[Collected data]
:::::
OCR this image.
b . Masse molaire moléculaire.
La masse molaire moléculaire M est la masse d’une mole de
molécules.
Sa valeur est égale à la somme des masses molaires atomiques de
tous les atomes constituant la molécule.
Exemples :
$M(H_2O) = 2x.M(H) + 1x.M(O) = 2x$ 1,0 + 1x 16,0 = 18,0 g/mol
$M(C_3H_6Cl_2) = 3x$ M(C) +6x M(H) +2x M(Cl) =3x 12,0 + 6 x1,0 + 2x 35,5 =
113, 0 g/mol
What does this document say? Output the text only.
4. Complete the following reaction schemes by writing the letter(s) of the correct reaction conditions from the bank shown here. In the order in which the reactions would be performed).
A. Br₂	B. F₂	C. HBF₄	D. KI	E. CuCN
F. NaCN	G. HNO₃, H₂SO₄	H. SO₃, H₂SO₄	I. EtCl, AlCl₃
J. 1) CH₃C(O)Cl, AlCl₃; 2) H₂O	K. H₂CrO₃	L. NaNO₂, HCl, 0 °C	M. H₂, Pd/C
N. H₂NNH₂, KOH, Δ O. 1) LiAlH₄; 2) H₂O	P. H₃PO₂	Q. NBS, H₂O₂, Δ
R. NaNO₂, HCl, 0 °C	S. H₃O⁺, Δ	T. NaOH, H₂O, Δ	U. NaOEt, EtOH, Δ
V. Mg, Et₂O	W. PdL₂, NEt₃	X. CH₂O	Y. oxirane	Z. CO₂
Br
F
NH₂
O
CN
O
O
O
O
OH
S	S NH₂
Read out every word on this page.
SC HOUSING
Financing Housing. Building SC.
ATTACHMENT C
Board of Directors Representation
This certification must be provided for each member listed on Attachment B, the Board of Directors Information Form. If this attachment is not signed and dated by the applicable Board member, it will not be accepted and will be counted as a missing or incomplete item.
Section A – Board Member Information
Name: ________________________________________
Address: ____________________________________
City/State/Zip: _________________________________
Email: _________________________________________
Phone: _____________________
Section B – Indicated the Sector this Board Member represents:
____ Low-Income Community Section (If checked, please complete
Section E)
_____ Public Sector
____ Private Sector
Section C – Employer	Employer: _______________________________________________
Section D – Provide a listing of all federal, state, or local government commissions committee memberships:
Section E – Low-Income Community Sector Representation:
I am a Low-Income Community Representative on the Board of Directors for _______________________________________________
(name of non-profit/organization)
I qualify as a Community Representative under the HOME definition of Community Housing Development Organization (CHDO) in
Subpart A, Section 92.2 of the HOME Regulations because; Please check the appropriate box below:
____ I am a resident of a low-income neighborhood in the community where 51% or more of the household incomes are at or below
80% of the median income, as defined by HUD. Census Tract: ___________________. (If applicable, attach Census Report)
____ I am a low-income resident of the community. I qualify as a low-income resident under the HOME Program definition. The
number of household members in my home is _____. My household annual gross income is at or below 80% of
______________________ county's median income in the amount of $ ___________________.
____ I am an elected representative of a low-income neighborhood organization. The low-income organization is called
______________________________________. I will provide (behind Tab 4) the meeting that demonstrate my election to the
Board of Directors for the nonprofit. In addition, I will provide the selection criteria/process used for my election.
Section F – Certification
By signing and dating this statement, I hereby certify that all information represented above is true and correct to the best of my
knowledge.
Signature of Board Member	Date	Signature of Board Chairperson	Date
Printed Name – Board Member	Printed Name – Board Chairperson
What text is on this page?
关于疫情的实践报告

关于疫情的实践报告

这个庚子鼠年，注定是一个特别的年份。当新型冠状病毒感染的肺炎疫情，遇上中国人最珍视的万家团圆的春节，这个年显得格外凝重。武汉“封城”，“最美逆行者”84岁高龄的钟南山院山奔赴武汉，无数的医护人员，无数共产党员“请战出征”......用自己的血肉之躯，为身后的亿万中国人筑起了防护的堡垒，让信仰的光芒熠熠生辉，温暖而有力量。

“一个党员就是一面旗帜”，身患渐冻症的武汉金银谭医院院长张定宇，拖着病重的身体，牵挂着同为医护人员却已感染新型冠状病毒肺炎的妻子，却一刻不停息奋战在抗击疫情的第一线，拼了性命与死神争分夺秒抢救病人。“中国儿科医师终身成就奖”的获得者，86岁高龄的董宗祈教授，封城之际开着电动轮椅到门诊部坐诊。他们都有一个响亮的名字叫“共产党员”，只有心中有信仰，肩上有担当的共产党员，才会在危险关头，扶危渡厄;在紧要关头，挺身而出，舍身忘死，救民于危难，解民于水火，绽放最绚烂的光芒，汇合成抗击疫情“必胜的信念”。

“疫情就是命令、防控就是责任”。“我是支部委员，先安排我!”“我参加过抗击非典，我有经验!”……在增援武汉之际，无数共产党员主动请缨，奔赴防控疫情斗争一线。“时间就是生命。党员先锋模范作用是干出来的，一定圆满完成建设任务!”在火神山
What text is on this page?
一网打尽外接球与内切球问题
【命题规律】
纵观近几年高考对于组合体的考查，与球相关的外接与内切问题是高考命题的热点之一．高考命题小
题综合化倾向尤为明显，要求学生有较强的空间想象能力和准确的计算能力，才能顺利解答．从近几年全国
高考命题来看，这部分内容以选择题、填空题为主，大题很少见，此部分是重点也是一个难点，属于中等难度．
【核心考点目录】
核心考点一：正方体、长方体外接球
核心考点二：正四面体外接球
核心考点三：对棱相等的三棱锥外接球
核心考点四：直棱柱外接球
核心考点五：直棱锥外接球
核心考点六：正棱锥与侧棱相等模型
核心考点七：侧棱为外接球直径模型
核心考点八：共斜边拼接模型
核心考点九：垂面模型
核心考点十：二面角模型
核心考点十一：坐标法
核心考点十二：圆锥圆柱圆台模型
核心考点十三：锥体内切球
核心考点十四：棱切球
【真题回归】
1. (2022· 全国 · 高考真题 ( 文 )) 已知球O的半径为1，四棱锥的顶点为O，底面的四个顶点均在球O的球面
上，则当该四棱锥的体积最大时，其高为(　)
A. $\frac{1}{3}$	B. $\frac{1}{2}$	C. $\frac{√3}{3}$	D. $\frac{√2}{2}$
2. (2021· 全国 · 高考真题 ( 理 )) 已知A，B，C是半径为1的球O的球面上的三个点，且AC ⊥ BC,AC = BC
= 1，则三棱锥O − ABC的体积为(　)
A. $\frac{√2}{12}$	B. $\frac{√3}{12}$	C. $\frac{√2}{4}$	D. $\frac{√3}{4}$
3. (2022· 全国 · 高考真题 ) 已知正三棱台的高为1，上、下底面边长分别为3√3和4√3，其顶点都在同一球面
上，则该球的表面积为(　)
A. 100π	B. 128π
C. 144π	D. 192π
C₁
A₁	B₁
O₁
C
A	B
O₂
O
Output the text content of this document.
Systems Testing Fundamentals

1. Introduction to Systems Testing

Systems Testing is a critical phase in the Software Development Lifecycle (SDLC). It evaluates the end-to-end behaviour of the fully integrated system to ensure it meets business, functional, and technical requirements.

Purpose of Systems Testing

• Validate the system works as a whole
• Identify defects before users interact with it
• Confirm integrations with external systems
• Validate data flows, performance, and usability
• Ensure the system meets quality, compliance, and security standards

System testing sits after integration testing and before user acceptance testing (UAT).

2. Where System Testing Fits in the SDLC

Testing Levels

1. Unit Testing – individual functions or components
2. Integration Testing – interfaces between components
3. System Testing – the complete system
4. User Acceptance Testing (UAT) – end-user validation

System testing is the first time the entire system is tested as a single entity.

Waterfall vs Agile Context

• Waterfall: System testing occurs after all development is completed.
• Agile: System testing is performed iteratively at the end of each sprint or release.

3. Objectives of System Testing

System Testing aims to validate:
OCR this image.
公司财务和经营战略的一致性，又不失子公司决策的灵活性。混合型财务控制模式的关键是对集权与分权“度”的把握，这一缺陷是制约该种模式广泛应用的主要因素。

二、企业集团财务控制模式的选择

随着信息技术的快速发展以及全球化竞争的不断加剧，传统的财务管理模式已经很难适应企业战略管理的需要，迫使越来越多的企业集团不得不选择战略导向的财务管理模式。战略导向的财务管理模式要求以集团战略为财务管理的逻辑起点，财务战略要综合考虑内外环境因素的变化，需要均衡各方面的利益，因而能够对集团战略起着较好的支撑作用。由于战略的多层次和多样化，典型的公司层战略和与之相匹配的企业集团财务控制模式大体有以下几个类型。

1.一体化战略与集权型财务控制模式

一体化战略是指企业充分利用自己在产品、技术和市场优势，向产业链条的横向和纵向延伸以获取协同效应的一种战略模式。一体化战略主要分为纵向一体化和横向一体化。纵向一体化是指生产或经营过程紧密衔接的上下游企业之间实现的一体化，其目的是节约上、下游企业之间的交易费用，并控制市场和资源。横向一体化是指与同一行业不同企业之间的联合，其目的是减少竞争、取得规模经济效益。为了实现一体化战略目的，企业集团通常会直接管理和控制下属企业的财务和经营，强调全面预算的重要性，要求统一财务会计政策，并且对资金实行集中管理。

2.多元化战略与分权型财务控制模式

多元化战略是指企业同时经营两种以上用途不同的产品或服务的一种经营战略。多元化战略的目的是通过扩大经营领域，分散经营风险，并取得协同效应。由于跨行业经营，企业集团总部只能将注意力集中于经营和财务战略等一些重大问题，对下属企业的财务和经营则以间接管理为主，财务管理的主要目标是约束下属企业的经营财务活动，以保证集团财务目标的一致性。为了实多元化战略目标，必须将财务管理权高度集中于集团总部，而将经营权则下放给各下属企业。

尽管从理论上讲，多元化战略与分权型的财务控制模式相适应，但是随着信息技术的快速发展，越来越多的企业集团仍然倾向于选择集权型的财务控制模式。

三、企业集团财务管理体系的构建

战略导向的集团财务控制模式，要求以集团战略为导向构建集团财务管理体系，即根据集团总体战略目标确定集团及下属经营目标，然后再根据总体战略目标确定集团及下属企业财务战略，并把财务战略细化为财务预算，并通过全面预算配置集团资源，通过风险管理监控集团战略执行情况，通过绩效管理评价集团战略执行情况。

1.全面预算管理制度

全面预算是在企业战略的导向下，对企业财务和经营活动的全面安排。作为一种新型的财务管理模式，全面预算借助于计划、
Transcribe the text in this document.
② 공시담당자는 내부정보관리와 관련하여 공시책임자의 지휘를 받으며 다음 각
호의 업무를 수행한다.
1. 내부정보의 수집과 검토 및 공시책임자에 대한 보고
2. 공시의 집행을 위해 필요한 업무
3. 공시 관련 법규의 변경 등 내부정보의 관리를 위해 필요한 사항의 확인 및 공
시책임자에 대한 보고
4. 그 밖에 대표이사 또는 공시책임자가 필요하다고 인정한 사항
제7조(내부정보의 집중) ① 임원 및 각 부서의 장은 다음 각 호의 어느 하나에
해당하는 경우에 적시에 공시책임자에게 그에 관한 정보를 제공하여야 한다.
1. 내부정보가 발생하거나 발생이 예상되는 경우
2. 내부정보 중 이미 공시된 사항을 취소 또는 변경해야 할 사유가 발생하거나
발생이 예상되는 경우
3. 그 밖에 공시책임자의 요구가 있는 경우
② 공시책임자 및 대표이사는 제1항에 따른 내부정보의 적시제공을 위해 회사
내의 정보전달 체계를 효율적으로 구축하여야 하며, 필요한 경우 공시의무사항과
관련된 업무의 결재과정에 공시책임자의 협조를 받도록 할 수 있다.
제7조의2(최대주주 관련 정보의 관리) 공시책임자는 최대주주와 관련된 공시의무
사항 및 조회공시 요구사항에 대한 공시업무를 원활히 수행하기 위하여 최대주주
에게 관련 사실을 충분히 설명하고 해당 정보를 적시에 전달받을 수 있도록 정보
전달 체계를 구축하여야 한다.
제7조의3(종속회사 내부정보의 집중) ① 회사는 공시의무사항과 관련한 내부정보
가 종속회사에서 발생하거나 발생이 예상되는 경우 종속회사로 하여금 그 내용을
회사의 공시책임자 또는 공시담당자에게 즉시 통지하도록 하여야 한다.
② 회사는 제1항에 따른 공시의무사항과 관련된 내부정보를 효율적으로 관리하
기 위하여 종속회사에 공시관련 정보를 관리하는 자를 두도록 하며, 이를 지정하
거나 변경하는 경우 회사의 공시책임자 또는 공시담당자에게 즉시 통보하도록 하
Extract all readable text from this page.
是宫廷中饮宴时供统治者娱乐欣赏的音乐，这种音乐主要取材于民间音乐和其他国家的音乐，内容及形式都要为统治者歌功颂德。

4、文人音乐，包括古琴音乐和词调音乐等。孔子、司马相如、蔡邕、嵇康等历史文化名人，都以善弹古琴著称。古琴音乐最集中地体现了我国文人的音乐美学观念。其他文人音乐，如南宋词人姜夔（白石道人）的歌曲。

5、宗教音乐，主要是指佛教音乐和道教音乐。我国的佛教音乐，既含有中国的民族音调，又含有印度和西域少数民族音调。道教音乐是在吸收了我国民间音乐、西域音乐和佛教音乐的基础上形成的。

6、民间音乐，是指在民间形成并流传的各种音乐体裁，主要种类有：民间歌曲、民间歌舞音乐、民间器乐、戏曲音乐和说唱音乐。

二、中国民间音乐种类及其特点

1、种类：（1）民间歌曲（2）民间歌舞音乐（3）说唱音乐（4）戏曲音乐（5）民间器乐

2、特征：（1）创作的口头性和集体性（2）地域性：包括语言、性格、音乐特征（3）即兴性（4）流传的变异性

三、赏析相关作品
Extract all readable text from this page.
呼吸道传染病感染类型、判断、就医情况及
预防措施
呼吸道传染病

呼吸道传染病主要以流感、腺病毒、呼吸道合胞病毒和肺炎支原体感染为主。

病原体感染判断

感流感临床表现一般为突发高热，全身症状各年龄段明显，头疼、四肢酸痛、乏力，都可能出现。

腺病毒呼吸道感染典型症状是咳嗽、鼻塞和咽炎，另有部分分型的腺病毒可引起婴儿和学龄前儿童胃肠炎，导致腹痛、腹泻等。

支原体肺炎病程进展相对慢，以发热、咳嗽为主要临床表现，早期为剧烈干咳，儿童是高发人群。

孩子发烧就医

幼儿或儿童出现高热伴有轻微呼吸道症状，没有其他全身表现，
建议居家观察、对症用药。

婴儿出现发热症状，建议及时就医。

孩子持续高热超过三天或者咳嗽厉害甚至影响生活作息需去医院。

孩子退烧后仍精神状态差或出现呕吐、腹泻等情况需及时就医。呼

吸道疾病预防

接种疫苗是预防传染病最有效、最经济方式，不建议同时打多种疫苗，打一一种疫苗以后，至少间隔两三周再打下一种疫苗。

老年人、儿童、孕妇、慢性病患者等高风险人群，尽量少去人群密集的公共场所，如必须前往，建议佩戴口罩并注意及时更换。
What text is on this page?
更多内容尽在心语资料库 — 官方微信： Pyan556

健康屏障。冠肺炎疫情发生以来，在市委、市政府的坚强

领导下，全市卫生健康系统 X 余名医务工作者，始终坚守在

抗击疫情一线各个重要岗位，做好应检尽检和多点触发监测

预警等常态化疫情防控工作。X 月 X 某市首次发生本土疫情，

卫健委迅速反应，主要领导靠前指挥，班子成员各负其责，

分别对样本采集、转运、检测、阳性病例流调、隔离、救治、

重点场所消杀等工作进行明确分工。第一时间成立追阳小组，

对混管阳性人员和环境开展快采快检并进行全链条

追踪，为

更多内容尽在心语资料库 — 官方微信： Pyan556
:::::
* Task brief:
Whichever lines contain the string "民间器乐", select and copy them.

* The reply:
6、民间音乐，是指在民间形成并流传的各种音乐体裁，主要种类有：民间歌曲、民间歌舞音乐、民间器乐、戏曲音乐和说唱音乐。
1、种类：（1）民间歌曲（2）民间歌舞音乐（3）说唱音乐（4）戏曲音乐（5）民间器乐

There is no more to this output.